┏━━
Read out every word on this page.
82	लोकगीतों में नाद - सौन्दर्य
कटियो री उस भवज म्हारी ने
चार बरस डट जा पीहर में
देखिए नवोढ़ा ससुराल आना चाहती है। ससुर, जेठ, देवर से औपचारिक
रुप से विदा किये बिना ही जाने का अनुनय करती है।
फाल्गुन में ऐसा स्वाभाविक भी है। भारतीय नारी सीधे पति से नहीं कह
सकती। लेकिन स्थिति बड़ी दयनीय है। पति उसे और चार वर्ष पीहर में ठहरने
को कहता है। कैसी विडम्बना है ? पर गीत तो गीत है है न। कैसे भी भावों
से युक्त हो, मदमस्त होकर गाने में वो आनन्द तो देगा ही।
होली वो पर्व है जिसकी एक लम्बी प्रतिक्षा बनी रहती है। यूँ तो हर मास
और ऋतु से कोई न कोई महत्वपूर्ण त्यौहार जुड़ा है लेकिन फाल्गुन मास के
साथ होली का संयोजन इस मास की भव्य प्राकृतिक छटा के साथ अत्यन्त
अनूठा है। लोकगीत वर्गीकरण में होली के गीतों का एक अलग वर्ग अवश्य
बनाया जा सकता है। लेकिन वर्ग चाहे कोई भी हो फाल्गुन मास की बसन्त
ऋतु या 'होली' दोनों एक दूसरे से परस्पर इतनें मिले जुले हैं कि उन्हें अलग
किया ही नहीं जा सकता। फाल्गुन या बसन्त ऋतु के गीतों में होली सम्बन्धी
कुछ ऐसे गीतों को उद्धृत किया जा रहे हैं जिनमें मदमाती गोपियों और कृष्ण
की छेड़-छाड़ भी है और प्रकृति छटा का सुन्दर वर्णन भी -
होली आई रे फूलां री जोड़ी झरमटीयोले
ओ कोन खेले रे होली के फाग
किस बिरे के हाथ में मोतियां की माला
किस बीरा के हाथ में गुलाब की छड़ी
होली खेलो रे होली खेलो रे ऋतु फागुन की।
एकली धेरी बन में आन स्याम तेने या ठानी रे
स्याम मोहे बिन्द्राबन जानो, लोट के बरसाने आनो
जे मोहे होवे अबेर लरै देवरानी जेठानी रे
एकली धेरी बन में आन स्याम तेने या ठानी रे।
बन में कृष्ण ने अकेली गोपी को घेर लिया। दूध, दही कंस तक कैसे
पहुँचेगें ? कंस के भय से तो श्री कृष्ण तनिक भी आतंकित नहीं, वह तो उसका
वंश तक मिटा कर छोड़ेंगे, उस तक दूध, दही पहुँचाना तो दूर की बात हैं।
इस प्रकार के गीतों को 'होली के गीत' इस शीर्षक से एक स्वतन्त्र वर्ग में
┗━━
# [CHALLENGE]
Using the data above, output each line exactly.

# [EXPECTED OUTPUT]
Read out every word on this page.
82	लोकगीतों में नाद - सौन्दर्य
कटियो री उस भवज म्हारी ने
चार बरस डट जा पीहर में
देखिए नवोढ़ा ससुराल आना चाहती है। ससुर, जेठ, देवर से औपचारिक
रुप से विदा किये बिना ही जाने का अनुनय करती है।
फाल्गुन में ऐसा स्वाभाविक भी है। भारतीय नारी सीधे पति से नहीं कह
सकती। लेकिन स्थिति बड़ी दयनीय है। पति उसे और चार वर्ष पीहर में ठहरने
को कहता है। कैसी विडम्बना है ? पर गीत तो गीत है है न। कैसे भी भावों
से युक्त हो, मदमस्त होकर गाने में वो आनन्द तो देगा ही।
होली वो पर्व है जिसकी एक लम्बी प्रतिक्षा बनी रहती है। यूँ तो हर मास
और ऋतु से कोई न कोई महत्वपूर्ण त्यौहार जुड़ा है लेकिन फाल्गुन मास के
साथ होली का संयोजन इस मास की भव्य प्राकृतिक छटा के साथ अत्यन्त
अनूठा है। लोकगीत वर्गीकरण में होली के गीतों का एक अलग वर्ग अवश्य
बनाया जा सकता है। लेकिन वर्ग चाहे कोई भी हो फाल्गुन मास की बसन्त
ऋतु या 'होली' दोनों एक दूसरे से परस्पर इतनें मिले जुले हैं कि उन्हें अलग
किया ही नहीं जा सकता। फाल्गुन या बसन्त ऋतु के गीतों में होली सम्बन्धी
कुछ ऐसे गीतों को उद्धृत किया जा रहे हैं जिनमें मदमाती गोपियों और कृष्ण
की छेड़-छाड़ भी है और प्रकृति छटा का सुन्दर वर्णन भी -
होली आई रे फूलां री जोड़ी झरमटीयोले
ओ कोन खेले रे होली के फाग
किस बिरे के हाथ में मोतियां की माला
किस बीरा के हाथ में गुलाब की छड़ी
होली खेलो रे होली खेलो रे ऋतु फागुन की।
एकली धेरी बन में आन स्याम तेने या ठानी रे
स्याम मोहे बिन्द्राबन जानो, लोट के बरसाने आनो
जे मोहे होवे अबेर लरै देवरानी जेठानी रे
एकली धेरी बन में आन स्याम तेने या ठानी रे।
बन में कृष्ण ने अकेली गोपी को घेर लिया। दूध, दही कंस तक कैसे
पहुँचेगें ? कंस के भय से तो श्री कृष्ण तनिक भी आतंकित नहीं, वह तो उसका
वंश तक मिटा कर छोड़ेंगे, उस तक दूध, दही पहुँचाना तो दूर की बात हैं।
इस प्रकार के गीतों को 'होली के गीत' इस शीर्षक से एक स्वतन्त्र वर्ग में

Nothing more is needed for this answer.